**Given problem:** Please update the stretch of the eigenvalue discussion from "Best Answer" through "hardly anything left)", replacing "inner product" with "dot product".

Let $D = \{u \in \mathbb{R}^n | \|u\|=1\}$ denote the unit sphere.
Let $A \in \mathbb{R}^{n \times n}$ be a symmetric matrix, and denote its smallest eigenvalue by $\lambda_\min$. Why do we have
$$\lambda_\min =\min_{u \in D} u^TAu?$$
I don't quite get what the minimum imply in this statement, does it mean that the smallest unit vector $u$ or smallest value of $u^TAu$ given $u$ is a unit vector?
Best Answer
Let $\;\lambda_1\le\ldots\le\lambda_n\;$ be the eigenvalues of $\;A\;$ , and let $\;\{v_1,...,v_n\}\;$ be an orthonormal basis of corresponding eigenvectors of $\;A\;$. Let us denote by $\;(,)\;$ the usual inner product in $\;\Bbb R^n\;$ .
Thus, if we take $\;x=\sum\limits_{k=1}^na_kv_k\in\Bbb R^n\;$ , then we get (all this stuff is around the spectral theorem. Check this important theorem) for the quadratic form $\;q(x):=x^tAx\;$ the following:
$$q(x)=x^tAx=(Ax,x)=\sum_{k=1}^n\lambda_ka_k^2\ge\lambda_1\sum_{k=1}^na_k^2=\lambda_1\left\|x\right\|^2$$
The above is true for any $\;x\in\Bbb R^n\;$ and then also for any unit vector there. Finally, observe that
$$\lambda_1=\lambda_1\left\|v_1\right\|=\lambda_1(v_1,v_1)=v_1^tAv_1$$
...and of course $\;v_1\;$ is a unit vector. Now fill up details and finish the argument (there's hardly anything left)

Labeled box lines
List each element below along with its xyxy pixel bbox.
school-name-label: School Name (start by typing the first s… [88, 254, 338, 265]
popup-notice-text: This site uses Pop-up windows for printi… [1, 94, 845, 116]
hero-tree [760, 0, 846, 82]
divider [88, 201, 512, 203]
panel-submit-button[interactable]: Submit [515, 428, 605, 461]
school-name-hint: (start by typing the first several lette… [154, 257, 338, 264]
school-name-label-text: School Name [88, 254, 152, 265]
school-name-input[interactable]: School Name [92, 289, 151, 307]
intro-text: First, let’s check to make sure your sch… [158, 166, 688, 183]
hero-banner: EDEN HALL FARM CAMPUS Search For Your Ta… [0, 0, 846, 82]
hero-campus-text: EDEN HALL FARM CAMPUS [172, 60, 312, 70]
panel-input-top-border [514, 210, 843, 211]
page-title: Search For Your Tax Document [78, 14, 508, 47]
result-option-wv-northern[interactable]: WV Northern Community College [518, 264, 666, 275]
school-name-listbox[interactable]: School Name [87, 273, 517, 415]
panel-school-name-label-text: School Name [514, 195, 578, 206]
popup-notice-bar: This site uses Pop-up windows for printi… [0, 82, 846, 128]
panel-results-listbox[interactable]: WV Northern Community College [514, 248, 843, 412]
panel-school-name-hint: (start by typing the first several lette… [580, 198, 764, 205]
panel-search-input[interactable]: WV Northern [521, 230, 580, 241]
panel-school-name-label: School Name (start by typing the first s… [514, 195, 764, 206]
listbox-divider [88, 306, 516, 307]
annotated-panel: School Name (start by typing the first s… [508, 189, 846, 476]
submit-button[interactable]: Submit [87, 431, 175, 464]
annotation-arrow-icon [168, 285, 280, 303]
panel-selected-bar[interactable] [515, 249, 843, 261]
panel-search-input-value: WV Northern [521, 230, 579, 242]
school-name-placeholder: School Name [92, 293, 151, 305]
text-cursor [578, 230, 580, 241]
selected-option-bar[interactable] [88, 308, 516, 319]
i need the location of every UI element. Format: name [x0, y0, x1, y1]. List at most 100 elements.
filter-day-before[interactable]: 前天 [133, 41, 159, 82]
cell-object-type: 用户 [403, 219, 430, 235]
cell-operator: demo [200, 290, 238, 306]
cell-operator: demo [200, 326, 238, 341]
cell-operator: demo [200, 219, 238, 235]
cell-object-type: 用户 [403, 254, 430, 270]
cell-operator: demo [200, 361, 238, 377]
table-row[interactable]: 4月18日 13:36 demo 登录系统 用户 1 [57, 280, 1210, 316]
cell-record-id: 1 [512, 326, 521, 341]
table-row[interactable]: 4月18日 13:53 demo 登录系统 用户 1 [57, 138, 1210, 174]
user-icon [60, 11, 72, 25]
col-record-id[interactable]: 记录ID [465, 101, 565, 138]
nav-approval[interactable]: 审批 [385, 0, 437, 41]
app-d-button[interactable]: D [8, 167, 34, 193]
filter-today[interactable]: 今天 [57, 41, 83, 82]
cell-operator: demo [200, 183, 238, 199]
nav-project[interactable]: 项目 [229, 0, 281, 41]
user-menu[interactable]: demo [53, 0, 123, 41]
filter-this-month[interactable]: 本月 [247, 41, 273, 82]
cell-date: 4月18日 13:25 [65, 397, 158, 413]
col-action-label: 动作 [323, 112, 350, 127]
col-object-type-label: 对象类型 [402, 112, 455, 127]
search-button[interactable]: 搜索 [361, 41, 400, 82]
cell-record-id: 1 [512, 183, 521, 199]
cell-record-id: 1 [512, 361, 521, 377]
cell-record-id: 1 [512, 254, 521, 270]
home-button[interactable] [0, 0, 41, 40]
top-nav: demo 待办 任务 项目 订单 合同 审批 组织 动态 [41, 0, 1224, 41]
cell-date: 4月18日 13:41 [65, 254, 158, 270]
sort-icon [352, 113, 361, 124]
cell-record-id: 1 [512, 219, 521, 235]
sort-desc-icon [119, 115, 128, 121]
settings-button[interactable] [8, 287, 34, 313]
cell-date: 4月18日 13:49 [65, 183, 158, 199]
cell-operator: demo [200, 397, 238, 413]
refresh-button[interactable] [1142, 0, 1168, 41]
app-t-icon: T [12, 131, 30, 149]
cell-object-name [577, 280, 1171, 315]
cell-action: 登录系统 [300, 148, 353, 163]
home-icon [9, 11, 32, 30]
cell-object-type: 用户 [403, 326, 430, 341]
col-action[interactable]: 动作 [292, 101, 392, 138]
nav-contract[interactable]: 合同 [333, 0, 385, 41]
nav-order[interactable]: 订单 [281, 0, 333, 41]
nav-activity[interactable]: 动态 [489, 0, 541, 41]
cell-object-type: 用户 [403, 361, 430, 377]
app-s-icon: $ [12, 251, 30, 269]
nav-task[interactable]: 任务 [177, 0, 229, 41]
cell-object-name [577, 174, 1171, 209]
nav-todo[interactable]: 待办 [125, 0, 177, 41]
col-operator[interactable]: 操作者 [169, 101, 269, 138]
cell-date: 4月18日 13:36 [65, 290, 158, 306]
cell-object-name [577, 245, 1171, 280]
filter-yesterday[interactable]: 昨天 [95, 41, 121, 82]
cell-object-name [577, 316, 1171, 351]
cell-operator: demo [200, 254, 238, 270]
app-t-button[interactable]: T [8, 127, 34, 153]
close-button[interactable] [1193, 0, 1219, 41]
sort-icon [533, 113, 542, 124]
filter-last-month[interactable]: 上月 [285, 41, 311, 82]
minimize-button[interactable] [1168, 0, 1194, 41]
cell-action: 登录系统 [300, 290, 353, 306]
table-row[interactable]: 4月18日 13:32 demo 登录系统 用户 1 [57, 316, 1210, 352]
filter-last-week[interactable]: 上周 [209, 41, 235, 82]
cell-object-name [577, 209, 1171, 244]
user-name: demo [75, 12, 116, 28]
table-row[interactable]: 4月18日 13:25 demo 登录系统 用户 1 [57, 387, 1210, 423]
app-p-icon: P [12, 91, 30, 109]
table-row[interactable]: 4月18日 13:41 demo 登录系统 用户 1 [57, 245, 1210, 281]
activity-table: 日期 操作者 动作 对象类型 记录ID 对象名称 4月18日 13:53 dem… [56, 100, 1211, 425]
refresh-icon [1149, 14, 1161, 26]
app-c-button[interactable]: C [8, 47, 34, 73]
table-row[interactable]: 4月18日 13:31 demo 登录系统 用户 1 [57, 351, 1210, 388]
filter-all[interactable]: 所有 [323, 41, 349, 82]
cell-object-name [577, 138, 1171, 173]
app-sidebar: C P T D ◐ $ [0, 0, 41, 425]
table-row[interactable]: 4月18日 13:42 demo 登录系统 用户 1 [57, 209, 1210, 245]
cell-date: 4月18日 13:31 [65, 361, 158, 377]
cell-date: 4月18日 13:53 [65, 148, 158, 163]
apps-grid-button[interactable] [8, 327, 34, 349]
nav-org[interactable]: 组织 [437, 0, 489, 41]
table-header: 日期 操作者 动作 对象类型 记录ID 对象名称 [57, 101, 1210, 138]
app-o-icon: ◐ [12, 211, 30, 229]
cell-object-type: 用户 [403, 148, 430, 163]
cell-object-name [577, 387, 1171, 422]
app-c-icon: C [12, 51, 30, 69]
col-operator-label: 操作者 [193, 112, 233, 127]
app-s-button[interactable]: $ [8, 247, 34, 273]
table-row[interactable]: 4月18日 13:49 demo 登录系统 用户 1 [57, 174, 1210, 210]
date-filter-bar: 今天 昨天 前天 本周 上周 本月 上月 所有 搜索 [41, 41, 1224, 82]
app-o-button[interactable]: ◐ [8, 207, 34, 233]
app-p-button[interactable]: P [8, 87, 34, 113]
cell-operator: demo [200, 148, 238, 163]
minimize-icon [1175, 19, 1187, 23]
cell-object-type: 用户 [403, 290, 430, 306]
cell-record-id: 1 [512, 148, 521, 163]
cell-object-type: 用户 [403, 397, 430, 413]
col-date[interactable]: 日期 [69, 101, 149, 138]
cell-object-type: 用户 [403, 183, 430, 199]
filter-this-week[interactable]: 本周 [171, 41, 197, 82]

**Solution for this exercise:**
Best Answer
Let $\;\lambda_1\le\ldots\le\lambda_n\;$ be the eigenvalues of $\;A\;$ , and let $\;\{v_1,...,v_n\}\;$ be an orthonormal basis of corresponding eigenvectors of $\;A\;$. Let us denote by $\;(,)\;$ the usual dot product in $\;\Bbb R^n\;$ .
Thus, if we take $\;x=\sum\limits_{k=1}^na_kv_k\in\Bbb R^n\;$ , then we get (all this stuff is around the spectral theorem. Check this important theorem) for the quadratic form $\;q(x):=x^tAx\;$ the following:
$$q(x)=x^tAx=(Ax,x)=\sum_{k=1}^n\lambda_ka_k^2\ge\lambda_1\sum_{k=1}^na_k^2=\lambda_1\left\|x\right\|^2$$
The above is true for any $\;x\in\Bbb R^n\;$ and then also for any unit vector there. Finally, observe that
$$\lambda_1=\lambda_1\left\|v_1\right\|=\lambda_1(v_1,v_1)=v_1^tAv_1$$
...and of course $\;v_1\;$ is a unit vector. Now fill up details and finish the argument (there's hardly anything left)